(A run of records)
╔══

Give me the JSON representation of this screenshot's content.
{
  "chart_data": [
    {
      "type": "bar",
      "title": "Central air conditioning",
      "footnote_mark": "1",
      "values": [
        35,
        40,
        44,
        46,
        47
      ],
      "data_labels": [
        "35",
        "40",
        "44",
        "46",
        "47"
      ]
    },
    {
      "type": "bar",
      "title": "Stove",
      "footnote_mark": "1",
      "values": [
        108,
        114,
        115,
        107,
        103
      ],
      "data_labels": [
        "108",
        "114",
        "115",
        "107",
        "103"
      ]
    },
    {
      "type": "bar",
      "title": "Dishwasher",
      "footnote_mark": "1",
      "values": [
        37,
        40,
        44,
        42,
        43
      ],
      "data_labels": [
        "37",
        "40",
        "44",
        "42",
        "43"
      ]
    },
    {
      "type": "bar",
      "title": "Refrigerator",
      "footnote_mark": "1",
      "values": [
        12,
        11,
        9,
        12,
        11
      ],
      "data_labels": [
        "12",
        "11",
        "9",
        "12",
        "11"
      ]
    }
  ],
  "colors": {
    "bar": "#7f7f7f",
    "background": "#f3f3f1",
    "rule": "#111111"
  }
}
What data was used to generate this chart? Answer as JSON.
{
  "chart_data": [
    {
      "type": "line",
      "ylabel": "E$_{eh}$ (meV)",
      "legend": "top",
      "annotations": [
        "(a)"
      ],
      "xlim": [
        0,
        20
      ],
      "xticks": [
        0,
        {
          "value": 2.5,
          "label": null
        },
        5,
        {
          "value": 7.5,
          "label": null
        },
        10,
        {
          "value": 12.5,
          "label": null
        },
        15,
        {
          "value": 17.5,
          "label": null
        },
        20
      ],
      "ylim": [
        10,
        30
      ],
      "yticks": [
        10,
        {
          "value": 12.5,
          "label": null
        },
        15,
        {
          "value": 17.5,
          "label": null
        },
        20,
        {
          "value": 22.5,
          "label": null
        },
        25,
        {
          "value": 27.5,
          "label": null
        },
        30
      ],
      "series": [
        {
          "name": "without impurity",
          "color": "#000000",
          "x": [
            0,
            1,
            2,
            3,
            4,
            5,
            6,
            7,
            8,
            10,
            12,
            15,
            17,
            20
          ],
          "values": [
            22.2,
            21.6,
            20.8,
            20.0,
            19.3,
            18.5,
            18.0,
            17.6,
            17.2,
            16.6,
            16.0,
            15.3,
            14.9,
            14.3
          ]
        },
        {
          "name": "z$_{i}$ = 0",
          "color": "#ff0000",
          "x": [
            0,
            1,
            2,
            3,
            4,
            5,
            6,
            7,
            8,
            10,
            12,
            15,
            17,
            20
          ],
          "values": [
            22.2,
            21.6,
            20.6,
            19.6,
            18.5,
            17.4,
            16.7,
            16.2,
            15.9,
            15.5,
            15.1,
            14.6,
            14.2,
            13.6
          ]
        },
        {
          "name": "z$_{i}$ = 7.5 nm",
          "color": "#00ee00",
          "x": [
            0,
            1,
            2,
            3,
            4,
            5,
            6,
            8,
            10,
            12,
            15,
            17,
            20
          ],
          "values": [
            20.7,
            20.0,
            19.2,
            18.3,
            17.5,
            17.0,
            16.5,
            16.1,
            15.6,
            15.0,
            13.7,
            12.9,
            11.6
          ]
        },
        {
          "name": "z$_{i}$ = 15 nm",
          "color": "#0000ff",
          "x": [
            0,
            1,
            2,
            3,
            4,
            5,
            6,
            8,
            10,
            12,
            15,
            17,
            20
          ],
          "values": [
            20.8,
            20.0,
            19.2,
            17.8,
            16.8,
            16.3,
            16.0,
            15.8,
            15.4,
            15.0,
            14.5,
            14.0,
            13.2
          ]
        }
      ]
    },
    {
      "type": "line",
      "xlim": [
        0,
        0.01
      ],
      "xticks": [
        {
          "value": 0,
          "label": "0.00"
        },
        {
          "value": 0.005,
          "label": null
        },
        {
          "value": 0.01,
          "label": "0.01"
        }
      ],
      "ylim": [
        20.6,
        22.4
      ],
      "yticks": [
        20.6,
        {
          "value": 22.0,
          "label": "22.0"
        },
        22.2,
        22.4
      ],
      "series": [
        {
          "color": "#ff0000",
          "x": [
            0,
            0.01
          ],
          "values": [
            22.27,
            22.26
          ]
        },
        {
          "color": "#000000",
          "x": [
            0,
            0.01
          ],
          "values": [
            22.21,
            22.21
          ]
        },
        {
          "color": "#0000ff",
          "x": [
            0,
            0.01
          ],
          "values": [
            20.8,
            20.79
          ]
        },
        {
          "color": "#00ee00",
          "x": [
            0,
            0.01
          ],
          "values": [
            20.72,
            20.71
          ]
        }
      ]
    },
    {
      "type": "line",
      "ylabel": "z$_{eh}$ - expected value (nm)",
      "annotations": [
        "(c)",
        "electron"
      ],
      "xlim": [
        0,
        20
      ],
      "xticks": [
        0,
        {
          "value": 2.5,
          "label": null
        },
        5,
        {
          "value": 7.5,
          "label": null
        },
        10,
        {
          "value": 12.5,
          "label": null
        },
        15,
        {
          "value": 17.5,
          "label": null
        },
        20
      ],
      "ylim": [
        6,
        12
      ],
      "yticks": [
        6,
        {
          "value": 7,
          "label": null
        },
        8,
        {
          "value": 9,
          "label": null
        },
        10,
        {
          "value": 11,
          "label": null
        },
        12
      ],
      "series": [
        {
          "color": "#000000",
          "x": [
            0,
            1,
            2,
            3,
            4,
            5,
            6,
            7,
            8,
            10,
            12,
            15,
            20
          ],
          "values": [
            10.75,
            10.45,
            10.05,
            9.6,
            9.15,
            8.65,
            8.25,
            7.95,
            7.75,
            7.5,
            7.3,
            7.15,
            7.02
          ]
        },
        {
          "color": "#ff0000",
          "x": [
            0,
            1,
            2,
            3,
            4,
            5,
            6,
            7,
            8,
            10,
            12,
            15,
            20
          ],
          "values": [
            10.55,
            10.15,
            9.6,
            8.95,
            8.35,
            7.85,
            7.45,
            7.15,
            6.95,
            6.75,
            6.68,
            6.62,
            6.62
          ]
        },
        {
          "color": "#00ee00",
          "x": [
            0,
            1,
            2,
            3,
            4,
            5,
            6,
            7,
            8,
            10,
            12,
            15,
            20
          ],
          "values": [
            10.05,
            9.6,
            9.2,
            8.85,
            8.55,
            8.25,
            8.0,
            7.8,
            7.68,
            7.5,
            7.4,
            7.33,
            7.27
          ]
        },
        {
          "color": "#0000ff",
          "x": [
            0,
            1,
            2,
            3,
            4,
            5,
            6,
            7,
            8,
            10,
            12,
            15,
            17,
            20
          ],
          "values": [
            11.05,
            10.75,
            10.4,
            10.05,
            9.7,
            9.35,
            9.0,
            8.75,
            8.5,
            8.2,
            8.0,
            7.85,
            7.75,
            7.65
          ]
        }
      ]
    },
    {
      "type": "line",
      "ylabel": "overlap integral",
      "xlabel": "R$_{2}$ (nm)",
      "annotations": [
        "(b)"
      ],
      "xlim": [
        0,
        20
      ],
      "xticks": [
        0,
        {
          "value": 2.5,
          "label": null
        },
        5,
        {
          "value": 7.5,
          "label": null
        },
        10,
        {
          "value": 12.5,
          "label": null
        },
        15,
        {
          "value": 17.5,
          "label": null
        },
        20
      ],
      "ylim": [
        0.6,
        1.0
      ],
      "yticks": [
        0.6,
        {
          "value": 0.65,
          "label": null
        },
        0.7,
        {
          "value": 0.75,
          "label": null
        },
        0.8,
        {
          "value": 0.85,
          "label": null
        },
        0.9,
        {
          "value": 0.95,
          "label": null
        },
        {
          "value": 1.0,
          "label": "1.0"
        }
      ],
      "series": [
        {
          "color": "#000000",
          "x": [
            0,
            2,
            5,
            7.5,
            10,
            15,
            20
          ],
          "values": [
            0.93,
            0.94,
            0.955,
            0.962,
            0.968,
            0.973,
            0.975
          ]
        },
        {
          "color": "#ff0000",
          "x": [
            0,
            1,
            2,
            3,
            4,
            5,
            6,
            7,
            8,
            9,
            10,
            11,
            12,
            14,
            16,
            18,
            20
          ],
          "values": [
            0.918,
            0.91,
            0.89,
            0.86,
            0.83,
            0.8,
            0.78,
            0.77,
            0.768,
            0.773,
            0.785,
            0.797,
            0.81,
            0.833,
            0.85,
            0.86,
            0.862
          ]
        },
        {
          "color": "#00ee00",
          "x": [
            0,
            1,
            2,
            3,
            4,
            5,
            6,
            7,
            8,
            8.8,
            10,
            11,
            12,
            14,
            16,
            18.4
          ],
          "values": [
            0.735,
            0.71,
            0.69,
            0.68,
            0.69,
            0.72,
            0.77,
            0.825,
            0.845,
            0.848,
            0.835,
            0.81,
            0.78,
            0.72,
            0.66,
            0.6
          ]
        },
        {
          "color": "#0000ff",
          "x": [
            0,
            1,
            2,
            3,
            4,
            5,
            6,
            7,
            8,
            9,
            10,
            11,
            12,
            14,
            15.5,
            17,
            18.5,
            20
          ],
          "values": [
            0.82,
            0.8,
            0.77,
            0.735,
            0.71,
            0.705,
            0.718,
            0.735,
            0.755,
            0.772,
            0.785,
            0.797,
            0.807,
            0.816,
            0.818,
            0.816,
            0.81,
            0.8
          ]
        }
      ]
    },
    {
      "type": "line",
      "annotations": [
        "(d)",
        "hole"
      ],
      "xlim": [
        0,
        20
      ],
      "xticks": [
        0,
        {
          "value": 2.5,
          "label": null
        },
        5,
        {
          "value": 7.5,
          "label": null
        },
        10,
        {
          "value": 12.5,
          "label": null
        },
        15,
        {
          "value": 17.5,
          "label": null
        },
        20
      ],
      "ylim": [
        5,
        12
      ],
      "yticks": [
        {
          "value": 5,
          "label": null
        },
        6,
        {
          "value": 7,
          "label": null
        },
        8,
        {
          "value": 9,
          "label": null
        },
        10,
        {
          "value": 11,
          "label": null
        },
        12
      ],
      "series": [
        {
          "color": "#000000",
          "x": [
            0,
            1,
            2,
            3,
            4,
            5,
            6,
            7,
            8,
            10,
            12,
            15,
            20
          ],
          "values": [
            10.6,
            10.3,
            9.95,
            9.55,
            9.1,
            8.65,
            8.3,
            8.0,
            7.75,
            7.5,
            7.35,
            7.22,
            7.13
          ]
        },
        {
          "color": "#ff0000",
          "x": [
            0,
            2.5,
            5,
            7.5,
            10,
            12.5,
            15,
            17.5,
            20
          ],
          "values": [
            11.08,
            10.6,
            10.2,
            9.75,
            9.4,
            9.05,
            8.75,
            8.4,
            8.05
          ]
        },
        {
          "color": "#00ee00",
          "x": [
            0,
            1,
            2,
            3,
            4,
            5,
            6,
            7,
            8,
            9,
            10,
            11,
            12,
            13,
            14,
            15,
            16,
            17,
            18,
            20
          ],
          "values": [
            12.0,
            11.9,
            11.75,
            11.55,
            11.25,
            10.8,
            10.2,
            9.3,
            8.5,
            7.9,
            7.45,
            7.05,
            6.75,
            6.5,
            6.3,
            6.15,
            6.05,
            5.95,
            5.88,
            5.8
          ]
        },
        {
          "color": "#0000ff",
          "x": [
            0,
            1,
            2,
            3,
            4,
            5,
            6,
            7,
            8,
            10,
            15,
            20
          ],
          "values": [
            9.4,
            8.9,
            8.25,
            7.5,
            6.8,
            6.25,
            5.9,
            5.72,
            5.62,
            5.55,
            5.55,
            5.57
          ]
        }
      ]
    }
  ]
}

╚══

Answer with one number: how many lines of the entries above include the word "name".

4